----- DATA ENTRIES
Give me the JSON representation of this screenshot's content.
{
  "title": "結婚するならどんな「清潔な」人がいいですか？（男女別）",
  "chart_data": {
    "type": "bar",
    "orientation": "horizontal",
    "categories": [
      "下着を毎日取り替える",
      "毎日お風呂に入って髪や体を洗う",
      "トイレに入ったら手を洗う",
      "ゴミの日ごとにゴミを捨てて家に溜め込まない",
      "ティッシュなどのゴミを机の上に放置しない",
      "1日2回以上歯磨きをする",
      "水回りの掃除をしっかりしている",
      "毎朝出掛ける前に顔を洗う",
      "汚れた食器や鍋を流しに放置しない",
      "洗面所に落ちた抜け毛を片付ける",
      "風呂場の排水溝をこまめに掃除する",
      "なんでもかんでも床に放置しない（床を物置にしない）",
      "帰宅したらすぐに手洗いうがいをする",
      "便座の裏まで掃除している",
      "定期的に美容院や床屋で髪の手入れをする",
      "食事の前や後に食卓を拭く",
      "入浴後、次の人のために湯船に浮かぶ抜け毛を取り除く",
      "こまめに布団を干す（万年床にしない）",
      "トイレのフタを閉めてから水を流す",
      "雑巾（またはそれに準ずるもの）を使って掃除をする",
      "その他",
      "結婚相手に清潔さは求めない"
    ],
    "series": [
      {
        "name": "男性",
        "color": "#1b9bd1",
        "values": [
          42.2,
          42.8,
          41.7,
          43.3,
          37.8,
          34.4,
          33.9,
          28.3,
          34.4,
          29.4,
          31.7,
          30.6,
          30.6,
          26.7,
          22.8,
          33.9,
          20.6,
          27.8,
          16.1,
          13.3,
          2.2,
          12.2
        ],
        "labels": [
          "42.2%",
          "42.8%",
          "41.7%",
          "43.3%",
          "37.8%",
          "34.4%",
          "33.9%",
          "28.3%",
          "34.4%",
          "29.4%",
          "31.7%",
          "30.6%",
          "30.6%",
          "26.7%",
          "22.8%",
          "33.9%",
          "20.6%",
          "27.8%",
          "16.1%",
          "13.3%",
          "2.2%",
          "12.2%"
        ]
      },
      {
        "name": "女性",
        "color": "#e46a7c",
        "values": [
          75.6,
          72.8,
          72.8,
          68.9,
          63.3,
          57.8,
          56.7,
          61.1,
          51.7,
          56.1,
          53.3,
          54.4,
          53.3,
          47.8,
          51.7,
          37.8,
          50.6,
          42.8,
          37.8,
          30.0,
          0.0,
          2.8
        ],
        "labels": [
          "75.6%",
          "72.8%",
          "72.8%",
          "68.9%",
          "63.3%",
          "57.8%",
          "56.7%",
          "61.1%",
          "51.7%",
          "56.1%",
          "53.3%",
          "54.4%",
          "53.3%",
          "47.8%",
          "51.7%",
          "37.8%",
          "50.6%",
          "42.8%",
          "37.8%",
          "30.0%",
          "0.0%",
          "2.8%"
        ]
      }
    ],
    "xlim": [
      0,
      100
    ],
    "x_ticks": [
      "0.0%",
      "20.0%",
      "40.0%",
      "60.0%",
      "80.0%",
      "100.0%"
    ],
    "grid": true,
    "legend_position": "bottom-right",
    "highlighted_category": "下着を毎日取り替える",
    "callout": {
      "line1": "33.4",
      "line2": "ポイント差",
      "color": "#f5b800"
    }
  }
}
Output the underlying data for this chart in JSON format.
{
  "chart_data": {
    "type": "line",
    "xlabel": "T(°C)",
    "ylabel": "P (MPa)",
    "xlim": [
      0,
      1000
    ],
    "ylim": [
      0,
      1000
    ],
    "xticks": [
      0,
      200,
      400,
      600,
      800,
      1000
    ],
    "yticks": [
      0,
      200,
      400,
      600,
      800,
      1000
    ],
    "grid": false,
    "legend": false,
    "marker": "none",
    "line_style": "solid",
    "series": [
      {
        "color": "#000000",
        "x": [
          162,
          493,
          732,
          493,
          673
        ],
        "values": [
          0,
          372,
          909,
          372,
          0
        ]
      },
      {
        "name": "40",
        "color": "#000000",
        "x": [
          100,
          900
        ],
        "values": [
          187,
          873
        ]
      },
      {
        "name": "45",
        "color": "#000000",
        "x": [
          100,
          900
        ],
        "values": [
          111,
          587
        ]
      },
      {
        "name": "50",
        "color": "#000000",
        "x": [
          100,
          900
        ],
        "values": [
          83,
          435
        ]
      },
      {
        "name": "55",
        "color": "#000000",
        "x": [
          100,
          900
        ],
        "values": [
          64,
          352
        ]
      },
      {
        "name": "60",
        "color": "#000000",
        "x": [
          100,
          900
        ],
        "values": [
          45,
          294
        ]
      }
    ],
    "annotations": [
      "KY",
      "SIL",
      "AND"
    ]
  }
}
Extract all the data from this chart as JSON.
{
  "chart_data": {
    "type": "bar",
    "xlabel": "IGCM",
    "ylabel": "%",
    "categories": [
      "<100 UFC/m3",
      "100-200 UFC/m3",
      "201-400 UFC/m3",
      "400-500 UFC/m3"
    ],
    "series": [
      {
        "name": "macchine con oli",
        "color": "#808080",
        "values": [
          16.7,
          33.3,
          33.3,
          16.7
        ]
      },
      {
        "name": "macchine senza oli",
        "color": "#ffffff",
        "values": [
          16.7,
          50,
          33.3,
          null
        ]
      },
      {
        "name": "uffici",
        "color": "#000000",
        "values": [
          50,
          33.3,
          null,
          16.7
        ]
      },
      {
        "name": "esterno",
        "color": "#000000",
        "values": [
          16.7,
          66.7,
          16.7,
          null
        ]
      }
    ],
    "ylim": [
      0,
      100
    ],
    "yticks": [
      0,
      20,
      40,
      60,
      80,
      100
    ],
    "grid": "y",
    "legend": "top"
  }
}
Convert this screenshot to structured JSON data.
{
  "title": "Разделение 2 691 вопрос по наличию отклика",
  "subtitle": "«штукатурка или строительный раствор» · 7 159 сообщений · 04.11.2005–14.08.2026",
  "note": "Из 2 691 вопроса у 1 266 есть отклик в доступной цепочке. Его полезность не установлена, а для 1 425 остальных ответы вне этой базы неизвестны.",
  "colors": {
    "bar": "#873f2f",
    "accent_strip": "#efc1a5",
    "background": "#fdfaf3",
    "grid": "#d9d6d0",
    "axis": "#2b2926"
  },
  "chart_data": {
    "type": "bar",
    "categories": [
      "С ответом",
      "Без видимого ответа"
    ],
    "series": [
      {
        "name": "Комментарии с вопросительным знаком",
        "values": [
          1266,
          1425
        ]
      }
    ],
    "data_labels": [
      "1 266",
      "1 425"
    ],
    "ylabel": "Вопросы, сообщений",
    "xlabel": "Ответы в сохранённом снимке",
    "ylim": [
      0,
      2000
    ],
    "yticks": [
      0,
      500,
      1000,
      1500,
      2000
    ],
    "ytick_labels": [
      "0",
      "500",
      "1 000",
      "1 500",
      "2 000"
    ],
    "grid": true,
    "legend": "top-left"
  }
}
----------
| EXERCISE |
All of the records must be retyped exactly as they are.

| ANSWER TO THIS TASK |
Give me the JSON representation of this screenshot's content.
{
  "title": "結婚するならどんな「清潔な」人がいいですか？（男女別）",
  "chart_data": {
    "type": "bar",
    "orientation": "horizontal",
    "categories": [
      "下着を毎日取り替える",
      "毎日お風呂に入って髪や体を洗う",
      "トイレに入ったら手を洗う",
      "ゴミの日ごとにゴミを捨てて家に溜め込まない",
      "ティッシュなどのゴミを机の上に放置しない",
      "1日2回以上歯磨きをする",
      "水回りの掃除をしっかりしている",
      "毎朝出掛ける前に顔を洗う",
      "汚れた食器や鍋を流しに放置しない",
      "洗面所に落ちた抜け毛を片付ける",
      "風呂場の排水溝をこまめに掃除する",
      "なんでもかんでも床に放置しない（床を物置にしない）",
      "帰宅したらすぐに手洗いうがいをする",
      "便座の裏まで掃除している",
      "定期的に美容院や床屋で髪の手入れをする",
      "食事の前や後に食卓を拭く",
      "入浴後、次の人のために湯船に浮かぶ抜け毛を取り除く",
      "こまめに布団を干す（万年床にしない）",
      "トイレのフタを閉めてから水を流す",
      "雑巾（またはそれに準ずるもの）を使って掃除をする",
      "その他",
      "結婚相手に清潔さは求めない"
    ],
    "series": [
      {
        "name": "男性",
        "color": "#1b9bd1",
        "values": [
          42.2,
          42.8,
          41.7,
          43.3,
          37.8,
          34.4,
          33.9,
          28.3,
          34.4,
          29.4,
          31.7,
          30.6,
          30.6,
          26.7,
          22.8,
          33.9,
          20.6,
          27.8,
          16.1,
          13.3,
          2.2,
          12.2
        ],
        "labels": [
          "42.2%",
          "42.8%",
          "41.7%",
          "43.3%",
          "37.8%",
          "34.4%",
          "33.9%",
          "28.3%",
          "34.4%",
          "29.4%",
          "31.7%",
          "30.6%",
          "30.6%",
          "26.7%",
          "22.8%",
          "33.9%",
          "20.6%",
          "27.8%",
          "16.1%",
          "13.3%",
          "2.2%",
          "12.2%"
        ]
      },
      {
        "name": "女性",
        "color": "#e46a7c",
        "values": [
          75.6,
          72.8,
          72.8,
          68.9,
          63.3,
          57.8,
          56.7,
          61.1,
          51.7,
          56.1,
          53.3,
          54.4,
          53.3,
          47.8,
          51.7,
          37.8,
          50.6,
          42.8,
          37.8,
          30.0,
          0.0,
          2.8
        ],
        "labels": [
          "75.6%",
          "72.8%",
          "72.8%",
          "68.9%",
          "63.3%",
          "57.8%",
          "56.7%",
          "61.1%",
          "51.7%",
          "56.1%",
          "53.3%",
          "54.4%",
          "53.3%",
          "47.8%",
          "51.7%",
          "37.8%",
          "50.6%",
          "42.8%",
          "37.8%",
          "30.0%",
          "0.0%",
          "2.8%"
        ]
      }
    ],
    "xlim": [
      0,
      100
    ],
    "x_ticks": [
      "0.0%",
      "20.0%",
      "40.0%",
      "60.0%",
      "80.0%",
      "100.0%"
    ],
    "grid": true,
    "legend_position": "bottom-right",
    "highlighted_category": "下着を毎日取り替える",
    "callout": {
      "line1": "33.4",
      "line2": "ポイント差",
      "color": "#f5b800"
    }
  }
}
Output the underlying data for this chart in JSON format.
{
  "chart_data": {
    "type": "line",
    "xlabel": "T(°C)",
    "ylabel": "P (MPa)",
    "xlim": [
      0,
      1000
    ],
    "ylim": [
      0,
      1000
    ],
    "xticks": [
      0,
      200,
      400,
      600,
      800,
      1000
    ],
    "yticks": [
      0,
      200,
      400,
      600,
      800,
      1000
    ],
    "grid": false,
    "legend": false,
    "marker": "none",
    "line_style": "solid",
    "series": [
      {
        "color": "#000000",
        "x": [
          162,
          493,
          732,
          493,
          673
        ],
        "values": [
          0,
          372,
          909,
          372,
          0
        ]
      },
      {
        "name": "40",
        "color": "#000000",
        "x": [
          100,
          900
        ],
        "values": [
          187,
          873
        ]
      },
      {
        "name": "45",
        "color": "#000000",
        "x": [
          100,
          900
        ],
        "values": [
          111,
          587
        ]
      },
      {
        "name": "50",
        "color": "#000000",
        "x": [
          100,
          900
        ],
        "values": [
          83,
          435
        ]
      },
      {
        "name": "55",
        "color": "#000000",
        "x": [
          100,
          900
        ],
        "values": [
          64,
          352
        ]
      },
      {
        "name": "60",
        "color": "#000000",
        "x": [
          100,
          900
        ],
        "values": [
          45,
          294
        ]
      }
    ],
    "annotations": [
      "KY",
      "SIL",
      "AND"
    ]
  }
}
Extract all the data from this chart as JSON.
{
  "chart_data": {
    "type": "bar",
    "xlabel": "IGCM",
    "ylabel": "%",
    "categories": [
      "<100 UFC/m3",
      "100-200 UFC/m3",
      "201-400 UFC/m3",
      "400-500 UFC/m3"
    ],
    "series": [
      {
        "name": "macchine con oli",
        "color": "#808080",
        "values": [
          16.7,
          33.3,
          33.3,
          16.7
        ]
      },
      {
        "name": "macchine senza oli",
        "color": "#ffffff",
        "values": [
          16.7,
          50,
          33.3,
          null
        ]
      },
      {
        "name": "uffici",
        "color": "#000000",
        "values": [
          50,
          33.3,
          null,
          16.7
        ]
      },
      {
        "name": "esterno",
        "color": "#000000",
        "values": [
          16.7,
          66.7,
          16.7,
          null
        ]
      }
    ],
    "ylim": [
      0,
      100
    ],
    "yticks": [
      0,
      20,
      40,
      60,
      80,
      100
    ],
    "grid": "y",
    "legend": "top"
  }
}
Convert this screenshot to structured JSON data.
{
  "title": "Разделение 2 691 вопрос по наличию отклика",
  "subtitle": "«штукатурка или строительный раствор» · 7 159 сообщений · 04.11.2005–14.08.2026",
  "note": "Из 2 691 вопроса у 1 266 есть отклик в доступной цепочке. Его полезность не установлена, а для 1 425 остальных ответы вне этой базы неизвестны.",
  "colors": {
    "bar": "#873f2f",
    "accent_strip": "#efc1a5",
    "background": "#fdfaf3",
    "grid": "#d9d6d0",
    "axis": "#2b2926"
  },
  "chart_data": {
    "type": "bar",
    "categories": [
      "С ответом",
      "Без видимого ответа"
    ],
    "series": [
      {
        "name": "Комментарии с вопросительным знаком",
        "values": [
          1266,
          1425
        ]
      }
    ],
    "data_labels": [
      "1 266",
      "1 425"
    ],
    "ylabel": "Вопросы, сообщений",
    "xlabel": "Ответы в сохранённом снимке",
    "ylim": [
      0,
      2000
    ],
    "yticks": [
      0,
      500,
      1000,
      1500,
      2000
    ],
    "ytick_labels": [
      "0",
      "500",
      "1 000",
      "1 500",
      "2 000"
    ],
    "grid": true,
    "legend": "top-left"
  }
}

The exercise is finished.